**WHAT YOU NEED TO DO**: All of the entries must be reproduced exactly, with no images carried over.

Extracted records
● ● ● ●

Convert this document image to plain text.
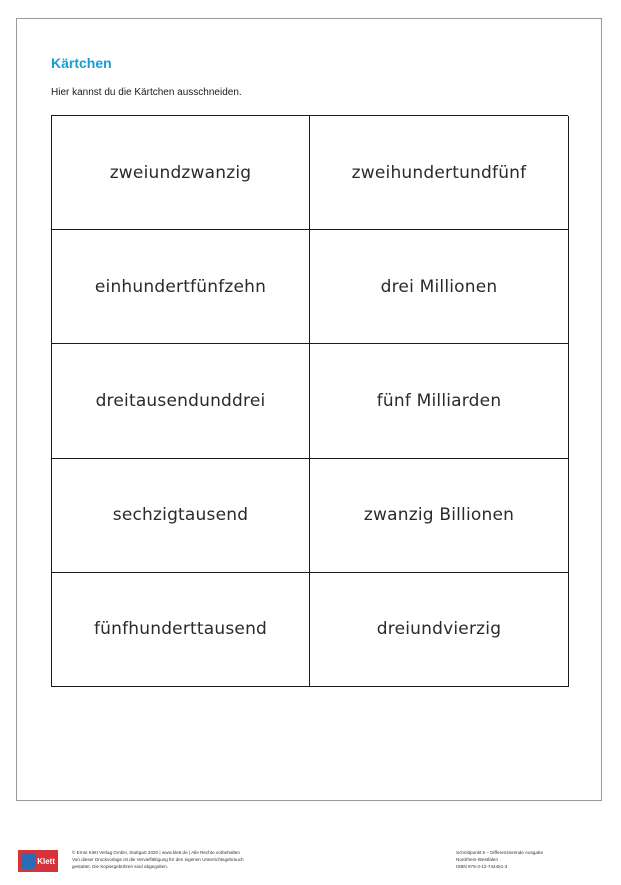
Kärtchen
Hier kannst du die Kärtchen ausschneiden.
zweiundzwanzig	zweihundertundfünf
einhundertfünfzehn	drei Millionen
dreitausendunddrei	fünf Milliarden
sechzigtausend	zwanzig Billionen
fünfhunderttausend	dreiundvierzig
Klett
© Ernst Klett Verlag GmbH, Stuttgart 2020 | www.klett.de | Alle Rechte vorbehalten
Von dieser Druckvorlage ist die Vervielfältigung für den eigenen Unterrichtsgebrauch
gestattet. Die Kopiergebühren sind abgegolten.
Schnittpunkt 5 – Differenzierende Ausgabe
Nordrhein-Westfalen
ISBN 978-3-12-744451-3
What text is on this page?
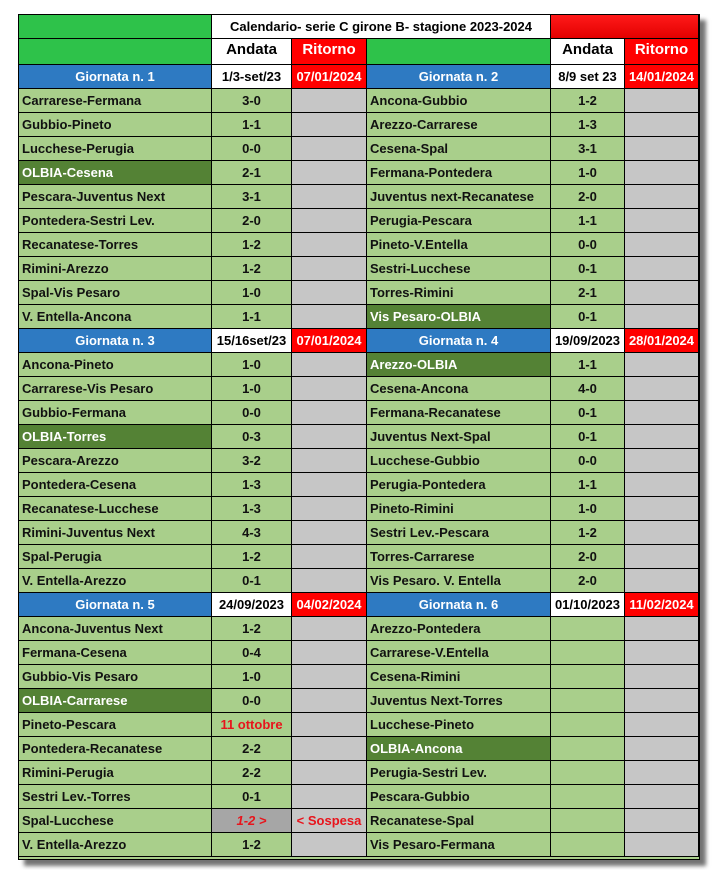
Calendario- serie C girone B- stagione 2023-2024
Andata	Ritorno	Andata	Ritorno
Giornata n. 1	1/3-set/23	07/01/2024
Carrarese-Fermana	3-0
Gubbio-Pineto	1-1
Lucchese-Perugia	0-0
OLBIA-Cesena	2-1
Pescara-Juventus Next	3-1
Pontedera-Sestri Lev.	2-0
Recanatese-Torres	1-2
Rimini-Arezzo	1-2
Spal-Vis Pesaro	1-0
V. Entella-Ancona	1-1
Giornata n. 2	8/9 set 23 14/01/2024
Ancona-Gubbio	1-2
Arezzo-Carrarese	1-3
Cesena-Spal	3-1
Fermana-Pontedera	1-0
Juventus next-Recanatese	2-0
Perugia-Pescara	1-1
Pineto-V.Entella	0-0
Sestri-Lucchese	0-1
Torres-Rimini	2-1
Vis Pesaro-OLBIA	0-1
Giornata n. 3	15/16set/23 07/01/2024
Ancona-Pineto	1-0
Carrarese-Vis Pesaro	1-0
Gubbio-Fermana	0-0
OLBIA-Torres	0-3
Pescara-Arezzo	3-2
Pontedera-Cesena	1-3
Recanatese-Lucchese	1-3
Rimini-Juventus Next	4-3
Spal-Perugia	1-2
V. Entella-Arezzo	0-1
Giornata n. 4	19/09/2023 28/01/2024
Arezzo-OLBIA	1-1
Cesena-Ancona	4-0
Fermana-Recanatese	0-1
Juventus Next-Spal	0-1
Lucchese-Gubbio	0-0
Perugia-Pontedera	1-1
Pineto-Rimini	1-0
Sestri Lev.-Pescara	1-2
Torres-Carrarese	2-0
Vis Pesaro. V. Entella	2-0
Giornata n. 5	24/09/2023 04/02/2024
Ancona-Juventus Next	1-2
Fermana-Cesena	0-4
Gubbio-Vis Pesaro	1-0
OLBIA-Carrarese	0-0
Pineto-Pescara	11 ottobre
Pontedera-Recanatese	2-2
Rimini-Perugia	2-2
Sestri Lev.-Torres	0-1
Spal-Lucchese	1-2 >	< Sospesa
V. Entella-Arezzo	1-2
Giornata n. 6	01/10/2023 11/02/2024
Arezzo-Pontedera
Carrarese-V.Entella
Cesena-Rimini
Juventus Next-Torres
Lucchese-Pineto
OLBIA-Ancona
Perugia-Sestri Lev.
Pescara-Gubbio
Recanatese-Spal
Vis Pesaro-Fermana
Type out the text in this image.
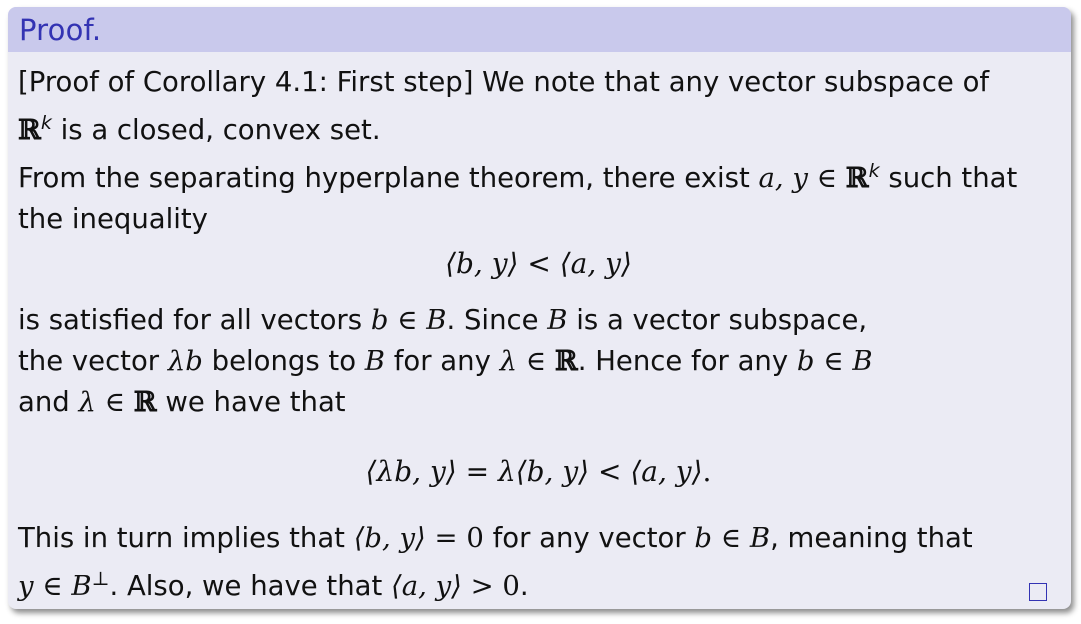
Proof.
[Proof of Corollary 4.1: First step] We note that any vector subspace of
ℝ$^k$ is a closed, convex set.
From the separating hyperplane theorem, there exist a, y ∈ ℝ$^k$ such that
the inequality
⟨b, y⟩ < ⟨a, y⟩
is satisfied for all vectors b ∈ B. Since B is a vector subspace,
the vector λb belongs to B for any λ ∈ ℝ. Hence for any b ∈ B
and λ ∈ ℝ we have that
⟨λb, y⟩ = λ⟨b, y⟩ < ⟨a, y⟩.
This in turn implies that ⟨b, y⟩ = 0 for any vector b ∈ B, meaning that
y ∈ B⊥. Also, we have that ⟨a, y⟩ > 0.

● ● ● ●

**WRITTEN RESPONSE**:
Convert this document image to plain text.
Kärtchen
Hier kannst du die Kärtchen ausschneiden.
zweiundzwanzig	zweihundertundfünf
einhundertfünfzehn	drei Millionen
dreitausendunddrei	fünf Milliarden
sechzigtausend	zwanzig Billionen
fünfhunderttausend	dreiundvierzig
Klett
© Ernst Klett Verlag GmbH, Stuttgart 2020 | www.klett.de | Alle Rechte vorbehalten
Von dieser Druckvorlage ist die Vervielfältigung für den eigenen Unterrichtsgebrauch
gestattet. Die Kopiergebühren sind abgegolten.
Schnittpunkt 5 – Differenzierende Ausgabe
Nordrhein-Westfalen
ISBN 978-3-12-744451-3
What text is on this page?
Calendario- serie C girone B- stagione 2023-2024
Andata	Ritorno	Andata	Ritorno
Giornata n. 1	1/3-set/23	07/01/2024
Carrarese-Fermana	3-0
Gubbio-Pineto	1-1
Lucchese-Perugia	0-0
OLBIA-Cesena	2-1
Pescara-Juventus Next	3-1
Pontedera-Sestri Lev.	2-0
Recanatese-Torres	1-2
Rimini-Arezzo	1-2
Spal-Vis Pesaro	1-0
V. Entella-Ancona	1-1
Giornata n. 2	8/9 set 23 14/01/2024
Ancona-Gubbio	1-2
Arezzo-Carrarese	1-3
Cesena-Spal	3-1
Fermana-Pontedera	1-0
Juventus next-Recanatese	2-0
Perugia-Pescara	1-1
Pineto-V.Entella	0-0
Sestri-Lucchese	0-1
Torres-Rimini	2-1
Vis Pesaro-OLBIA	0-1
Giornata n. 3	15/16set/23 07/01/2024
Ancona-Pineto	1-0
Carrarese-Vis Pesaro	1-0
Gubbio-Fermana	0-0
OLBIA-Torres	0-3
Pescara-Arezzo	3-2
Pontedera-Cesena	1-3
Recanatese-Lucchese	1-3
Rimini-Juventus Next	4-3
Spal-Perugia	1-2
V. Entella-Arezzo	0-1
Giornata n. 4	19/09/2023 28/01/2024
Arezzo-OLBIA	1-1
Cesena-Ancona	4-0
Fermana-Recanatese	0-1
Juventus Next-Spal	0-1
Lucchese-Gubbio	0-0
Perugia-Pontedera	1-1
Pineto-Rimini	1-0
Sestri Lev.-Pescara	1-2
Torres-Carrarese	2-0
Vis Pesaro. V. Entella	2-0
Giornata n. 5	24/09/2023 04/02/2024
Ancona-Juventus Next	1-2
Fermana-Cesena	0-4
Gubbio-Vis Pesaro	1-0
OLBIA-Carrarese	0-0
Pineto-Pescara	11 ottobre
Pontedera-Recanatese	2-2
Rimini-Perugia	2-2
Sestri Lev.-Torres	0-1
Spal-Lucchese	1-2 >	< Sospesa
V. Entella-Arezzo	1-2
Giornata n. 6	01/10/2023 11/02/2024
Arezzo-Pontedera
Carrarese-V.Entella
Cesena-Rimini
Juventus Next-Torres
Lucchese-Pineto
OLBIA-Ancona
Perugia-Sestri Lev.
Pescara-Gubbio
Recanatese-Spal
Vis Pesaro-Fermana
Type out the text in this image.
Proof.
[Proof of Corollary 4.1: First step] We note that any vector subspace of
ℝ$^k$ is a closed, convex set.
From the separating hyperplane theorem, there exist a, y ∈ ℝ$^k$ such that
the inequality
⟨b, y⟩ < ⟨a, y⟩
is satisfied for all vectors b ∈ B. Since B is a vector subspace,
the vector λb belongs to B for any λ ∈ ℝ. Hence for any b ∈ B
and λ ∈ ℝ we have that
⟨λb, y⟩ = λ⟨b, y⟩ < ⟨a, y⟩.
This in turn implies that ⟨b, y⟩ = 0 for any vector b ∈ B, meaning that
y ∈ B⊥. Also, we have that ⟨a, y⟩ > 0.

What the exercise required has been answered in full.